Records:
· · · · · · ·
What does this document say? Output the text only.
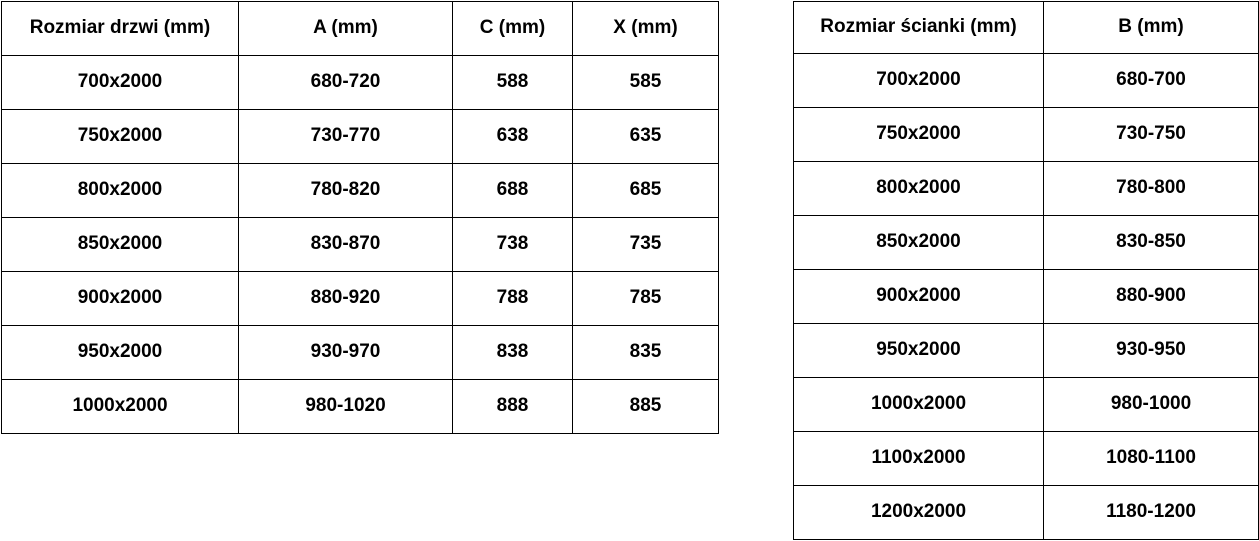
Rozmiar drzwi (mm)	A (mm)	C (mm)	X (mm)
700x2000	680-720	588	585
750x2000	730-770	638	635
800x2000	780-820	688	685
850x2000	830-870	738	735
900x2000	880-920	788	785
950x2000	930-970	838	835
1000x2000	980-1020	888	885
Rozmiar ścianki (mm)	B (mm)
700x2000	680-700
750x2000	730-750
800x2000	780-800
850x2000	830-850
900x2000	880-900
950x2000	930-950
1000x2000	980-1000
1100x2000	1080-1100
1200x2000	1180-1200
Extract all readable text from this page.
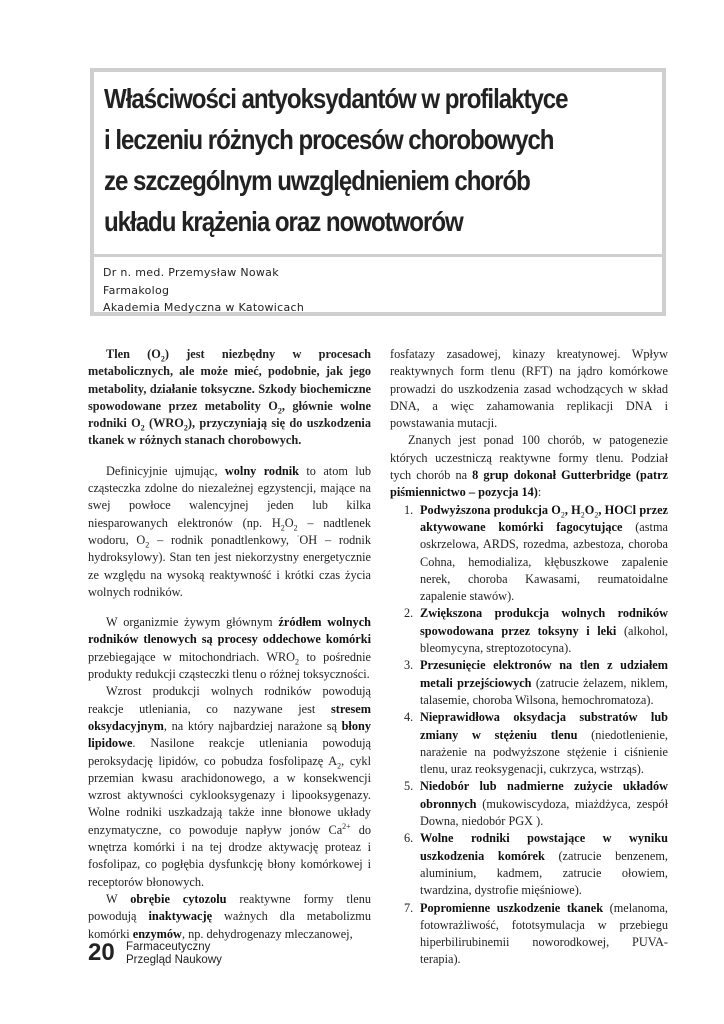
Właściwości antyoksydantów w profilaktyce
i leczeniu różnych procesów chorobowych
ze szczególnym uwzględnieniem chorób
układu krążenia oraz nowotworów
Dr n. med. Przemysław Nowak
Farmakolog
Akademia Medyczna w Katowicach

Tlen $(O_2)$ jest niezbędny w procesach metabolicznych, ale może mieć, podobnie, jak jego metabolity, działanie toksyczne. Szkody biochemiczne spowodowane przez metabolity $O_2$, głównie wolne rodniki $O_2$ $(WRO_2)$, przyczyniają się do uszkodzenia tkanek w różnych stanach chorobowych.

Definicyjnie ujmując, wolny rodnik to atom lub cząsteczka zdolne do niezależnej egzystencji, mające na swej powłoce walencyjnej jeden lub kilka niesparowanych elektronów (np. $H_2O_2$ – nadtlenek wodoru, $O_2$ – rodnik ponadtlenkowy, ·OH – rodnik hydroksylowy). Stan ten jest niekorzystny energetycznie ze względu na wysoką reaktywność i krótki czas życia wolnych rodników.

W organizmie żywym głównym źródłem wolnych rodników tlenowych są procesy oddechowe komórki przebiegające w mitochondriach. $WRO_2$ to pośrednie produkty redukcji cząsteczki tlenu o różnej toksyczności.

Wzrost produkcji wolnych rodników powodują reakcje utleniania, co nazywane jest stresem oksydacyjnym, na który najbardziej narażone są błony lipidowe. Nasilone reakcje utleniania powodują peroksydację lipidów, co pobudza fosfolipazę $A_2$, cykl przemian kwasu arachidonowego, a w konsekwencji wzrost aktywności cyklooksygenazy i lipooksygenazy. Wolne rodniki uszkadzają także inne błonowe układy enzymatyczne, co powoduje napływ jonów $Ca^{2+}$ do wnętrza komórki i na tej drodze aktywację proteaz i fosfolipaz, co pogłębia dysfunkcję błony komórkowej i receptorów błonowych.

W obrębie cytozolu reaktywne formy tlenu powodują inaktywację ważnych dla metabolizmu komórki enzymów, np. dehydrogenazy mleczanowej,

fosfatazy zasadowej, kinazy kreatynowej. Wpływ reaktywnych form tlenu (RFT) na jądro komórkowe prowadzi do uszkodzenia zasad wchodzących w skład DNA, a więc zahamowania replikacji DNA i powstawania mutacji.

Znanych jest ponad 100 chorób, w patogenezie których uczestniczą reaktywne formy tlenu. Podział tych chorób na 8 grup dokonał Gutterbridge (patrz piśmiennictwo – pozycja 14):

1. Podwyższona produkcja $O_2$, $H_2O_2$, HOCl przez aktywowane komórki fagocytujące (astma oskrzelowa, ARDS, rozedma, azbestoza, choroba Cohna, hemodializa, kłębuszkowe zapalenie nerek, choroba Kawasami, reumatoidalne zapalenie stawów).
2. Zwiększona produkcja wolnych rodników spowodowana przez toksyny i leki (alkohol, bleomycyna, streptozotocyna).
3. Przesunięcie elektronów na tlen z udziałem metali przejściowych (zatrucie żelazem, niklem, talasemie, choroba Wilsona, hemochromatoza).
4. Nieprawidłowa oksydacja substratów lub zmiany w stężeniu tlenu (niedotlenienie, narażenie na podwyższone stężenie i ciśnienie tlenu, uraz reoksygenacji, cukrzyca, wstrząs).
5. Niedobór lub nadmierne zużycie układów obronnych (mukowiscydoza, miażdżyca, zespół Downa, niedobór PGX ).
6. Wolne rodniki powstające w wyniku uszkodzenia komórek (zatrucie benzenem, aluminium, kadmem, zatrucie ołowiem, twardzina, dystrofie mięśniowe).
7. Popromienne uszkodzenie tkanek (melanoma, fotowrażliwość, fototsymulacja w przebiegu hiperbilirubinemii noworodkowej, PUVA-terapia).
20 Farmaceutyczny
Przegląd Naukowy
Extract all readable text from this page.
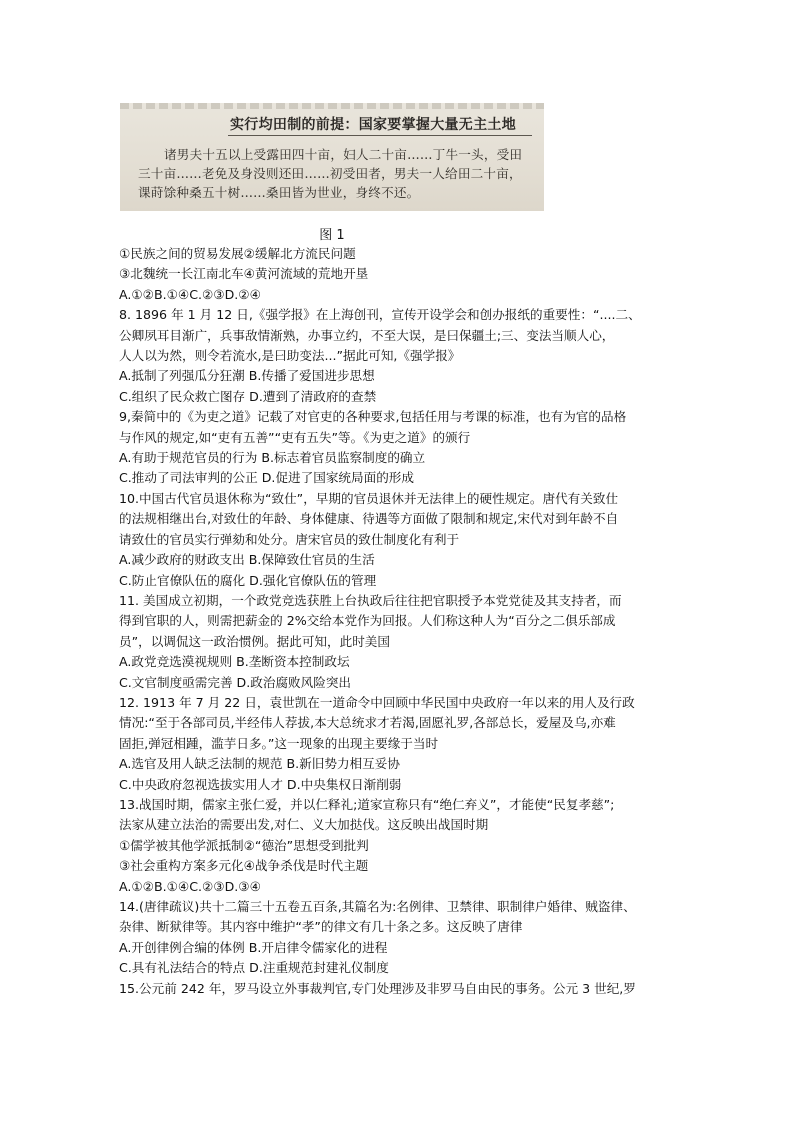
实行均田制的前提：国家要掌握大量无主土地
诸男夫十五以上受露田四十亩，妇人二十亩……丁牛一头，受田三十亩……老免及身没则还田……初受田者，男夫一人给田二十亩，课莳馀种桑五十树……桑田皆为世业，身终不还。
图 1
①民族之间的贸易发展②缓解北方流民问题
③北魏统一长江南北车④黄河流域的荒地开垦
A.①②B.①④C.②③D.②④
8. 1896 年 1 月 12 日,《强学报》在上海创刊，宣传开设学会和创办报纸的重要性：“....二、
公卿夙耳目渐广，兵事敌情渐熟，办事立约，不至大误，是曰保疆土;三、变法当顺人心，
人人以为然，则令若流水,是曰助变法...”据此可知,《强学报》
A.抵制了列强瓜分狂潮 B.传播了爱国进步思想
C.组织了民众救亡图存 D.遭到了清政府的查禁
9,秦简中的《为吏之道》记载了对官吏的各种要求,包括任用与考课的标准，也有为官的品格
与作风的规定,如“吏有五善”“吏有五失”等。《为吏之道》的颁行
A.有助于规范官员的行为 B.标志着官员监察制度的确立
C.推动了司法审判的公正 D.促进了国家统局面的形成
10.中国古代官员退休称为“致仕”，早期的官员退休并无法律上的硬性规定。唐代有关致仕
的法规相继出台,对致仕的年龄、身体健康、待遇等方面做了限制和规定,宋代对到年龄不自
请致仕的官员实行弹劾和处分。唐宋官员的致仕制度化有利于
A.减少政府的财政支出 B.保障致仕官员的生活
C.防止官僚队伍的腐化 D.强化官僚队伍的管理
11. 美国成立初期，一个政党竞选获胜上台执政后往往把官职授予本党党徒及其支持者，而
得到官职的人，则需把薪金的 2%交给本党作为回报。人们称这种人为“百分之二俱乐部成
员”，以调侃这一政治惯例。据此可知，此时美国
A.政党竞选漠视规则 B.垄断资本控制政坛
C.文官制度亟需完善 D.政治腐败风险突出
12. 1913 年 7 月 22 日，袁世凯在一道命令中回顾中华民国中央政府一年以来的用人及行政
情况:“至于各部司员,半经伟人荐拔,本大总统求才若渴,固愿礼罗,各部总长，爱屋及乌,亦难
固拒,弹冠相踵，滥芋日多。”这一现象的出现主要缘于当时
A.选官及用人缺乏法制的规范 B.新旧势力相互妥协
C.中央政府忽视选拔实用人才 D.中央集权日渐削弱
13.战国时期，儒家主张仁爱，并以仁释礼;道家宣称只有“绝仁弃义”，才能使“民复孝慈”;
法家从建立法治的需要出发,对仁、义大加挞伐。这反映出战国时期
①儒学被其他学派抵制②“德治”思想受到批判
③社会重构方案多元化④战争杀伐是时代主题
A.①②B.①④C.②③D.③④
14.(唐律疏议)共十二篇三十五卷五百条,其篇名为:名例律、卫禁律、职制律户婚律、贼盗律、
杂律、断狱律等。其内容中维护“孝”的律文有几十条之多。这反映了唐律
A.开创律例合编的体例 B.开启律令儒家化的进程
C.具有礼法结合的特点 D.注重规范封建礼仪制度
15.公元前 242 年，罗马设立外事裁判官,专门处理涉及非罗马自由民的事务。公元 3 世纪,罗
· · · · · · ·
- REQUIRED TASK: Retype all the records shown above, character for character. Omit every picture.

- FULL OUTPUT:
What does this document say? Output the text only.
Rozmiar drzwi (mm)	A (mm)	C (mm)	X (mm)
700x2000	680-720	588	585
750x2000	730-770	638	635
800x2000	780-820	688	685
850x2000	830-870	738	735
900x2000	880-920	788	785
950x2000	930-970	838	835
1000x2000	980-1020	888	885
Rozmiar ścianki (mm)	B (mm)
700x2000	680-700
750x2000	730-750
800x2000	780-800
850x2000	830-850
900x2000	880-900
950x2000	930-950
1000x2000	980-1000
1100x2000	1080-1100
1200x2000	1180-1200
Extract all readable text from this page.
Właściwości antyoksydantów w profilaktyce
i leczeniu różnych procesów chorobowych
ze szczególnym uwzględnieniem chorób
układu krążenia oraz nowotworów
Dr n. med. Przemysław Nowak
Farmakolog
Akademia Medyczna w Katowicach

Tlen $(O_2)$ jest niezbędny w procesach metabolicznych, ale może mieć, podobnie, jak jego metabolity, działanie toksyczne. Szkody biochemiczne spowodowane przez metabolity $O_2$, głównie wolne rodniki $O_2$ $(WRO_2)$, przyczyniają się do uszkodzenia tkanek w różnych stanach chorobowych.

Definicyjnie ujmując, wolny rodnik to atom lub cząsteczka zdolne do niezależnej egzystencji, mające na swej powłoce walencyjnej jeden lub kilka niesparowanych elektronów (np. $H_2O_2$ – nadtlenek wodoru, $O_2$ – rodnik ponadtlenkowy, ·OH – rodnik hydroksylowy). Stan ten jest niekorzystny energetycznie ze względu na wysoką reaktywność i krótki czas życia wolnych rodników.

W organizmie żywym głównym źródłem wolnych rodników tlenowych są procesy oddechowe komórki przebiegające w mitochondriach. $WRO_2$ to pośrednie produkty redukcji cząsteczki tlenu o różnej toksyczności.

Wzrost produkcji wolnych rodników powodują reakcje utleniania, co nazywane jest stresem oksydacyjnym, na który najbardziej narażone są błony lipidowe. Nasilone reakcje utleniania powodują peroksydację lipidów, co pobudza fosfolipazę $A_2$, cykl przemian kwasu arachidonowego, a w konsekwencji wzrost aktywności cyklooksygenazy i lipooksygenazy. Wolne rodniki uszkadzają także inne błonowe układy enzymatyczne, co powoduje napływ jonów $Ca^{2+}$ do wnętrza komórki i na tej drodze aktywację proteaz i fosfolipaz, co pogłębia dysfunkcję błony komórkowej i receptorów błonowych.

W obrębie cytozolu reaktywne formy tlenu powodują inaktywację ważnych dla metabolizmu komórki enzymów, np. dehydrogenazy mleczanowej,

fosfatazy zasadowej, kinazy kreatynowej. Wpływ reaktywnych form tlenu (RFT) na jądro komórkowe prowadzi do uszkodzenia zasad wchodzących w skład DNA, a więc zahamowania replikacji DNA i powstawania mutacji.

Znanych jest ponad 100 chorób, w patogenezie których uczestniczą reaktywne formy tlenu. Podział tych chorób na 8 grup dokonał Gutterbridge (patrz piśmiennictwo – pozycja 14):

1. Podwyższona produkcja $O_2$, $H_2O_2$, HOCl przez aktywowane komórki fagocytujące (astma oskrzelowa, ARDS, rozedma, azbestoza, choroba Cohna, hemodializa, kłębuszkowe zapalenie nerek, choroba Kawasami, reumatoidalne zapalenie stawów).
2. Zwiększona produkcja wolnych rodników spowodowana przez toksyny i leki (alkohol, bleomycyna, streptozotocyna).
3. Przesunięcie elektronów na tlen z udziałem metali przejściowych (zatrucie żelazem, niklem, talasemie, choroba Wilsona, hemochromatoza).
4. Nieprawidłowa oksydacja substratów lub zmiany w stężeniu tlenu (niedotlenienie, narażenie na podwyższone stężenie i ciśnienie tlenu, uraz reoksygenacji, cukrzyca, wstrząs).
5. Niedobór lub nadmierne zużycie układów obronnych (mukowiscydoza, miażdżyca, zespół Downa, niedobór PGX ).
6. Wolne rodniki powstające w wyniku uszkodzenia komórek (zatrucie benzenem, aluminium, kadmem, zatrucie ołowiem, twardzina, dystrofie mięśniowe).
7. Popromienne uszkodzenie tkanek (melanoma, fotowrażliwość, fototsymulacja w przebiegu hiperbilirubinemii noworodkowej, PUVA-terapia).
20 Farmaceutyczny
Przegląd Naukowy
Extract all readable text from this page.
实行均田制的前提：国家要掌握大量无主土地
诸男夫十五以上受露田四十亩，妇人二十亩……丁牛一头，受田三十亩……老免及身没则还田……初受田者，男夫一人给田二十亩，课莳馀种桑五十树……桑田皆为世业，身终不还。
图 1
①民族之间的贸易发展②缓解北方流民问题
③北魏统一长江南北车④黄河流域的荒地开垦
A.①②B.①④C.②③D.②④
8. 1896 年 1 月 12 日,《强学报》在上海创刊，宣传开设学会和创办报纸的重要性：“....二、
公卿夙耳目渐广，兵事敌情渐熟，办事立约，不至大误，是曰保疆土;三、变法当顺人心，
人人以为然，则令若流水,是曰助变法...”据此可知,《强学报》
A.抵制了列强瓜分狂潮 B.传播了爱国进步思想
C.组织了民众救亡图存 D.遭到了清政府的查禁
9,秦简中的《为吏之道》记载了对官吏的各种要求,包括任用与考课的标准，也有为官的品格
与作风的规定,如“吏有五善”“吏有五失”等。《为吏之道》的颁行
A.有助于规范官员的行为 B.标志着官员监察制度的确立
C.推动了司法审判的公正 D.促进了国家统局面的形成
10.中国古代官员退休称为“致仕”，早期的官员退休并无法律上的硬性规定。唐代有关致仕
的法规相继出台,对致仕的年龄、身体健康、待遇等方面做了限制和规定,宋代对到年龄不自
请致仕的官员实行弹劾和处分。唐宋官员的致仕制度化有利于
A.减少政府的财政支出 B.保障致仕官员的生活
C.防止官僚队伍的腐化 D.强化官僚队伍的管理
11. 美国成立初期，一个政党竞选获胜上台执政后往往把官职授予本党党徒及其支持者，而
得到官职的人，则需把薪金的 2%交给本党作为回报。人们称这种人为“百分之二俱乐部成
员”，以调侃这一政治惯例。据此可知，此时美国
A.政党竞选漠视规则 B.垄断资本控制政坛
C.文官制度亟需完善 D.政治腐败风险突出
12. 1913 年 7 月 22 日，袁世凯在一道命令中回顾中华民国中央政府一年以来的用人及行政
情况:“至于各部司员,半经伟人荐拔,本大总统求才若渴,固愿礼罗,各部总长，爱屋及乌,亦难
固拒,弹冠相踵，滥芋日多。”这一现象的出现主要缘于当时
A.选官及用人缺乏法制的规范 B.新旧势力相互妥协
C.中央政府忽视选拔实用人才 D.中央集权日渐削弱
13.战国时期，儒家主张仁爱，并以仁释礼;道家宣称只有“绝仁弃义”，才能使“民复孝慈”;
法家从建立法治的需要出发,对仁、义大加挞伐。这反映出战国时期
①儒学被其他学派抵制②“德治”思想受到批判
③社会重构方案多元化④战争杀伐是时代主题
A.①②B.①④C.②③D.③④
14.(唐律疏议)共十二篇三十五卷五百条,其篇名为:名例律、卫禁律、职制律户婚律、贼盗律、
杂律、断狱律等。其内容中维护“孝”的律文有几十条之多。这反映了唐律
A.开创律例合编的体例 B.开启律令儒家化的进程
C.具有礼法结合的特点 D.注重规范封建礼仪制度
15.公元前 242 年，罗马设立外事裁判官,专门处理涉及非罗马自由民的事务。公元 3 世纪,罗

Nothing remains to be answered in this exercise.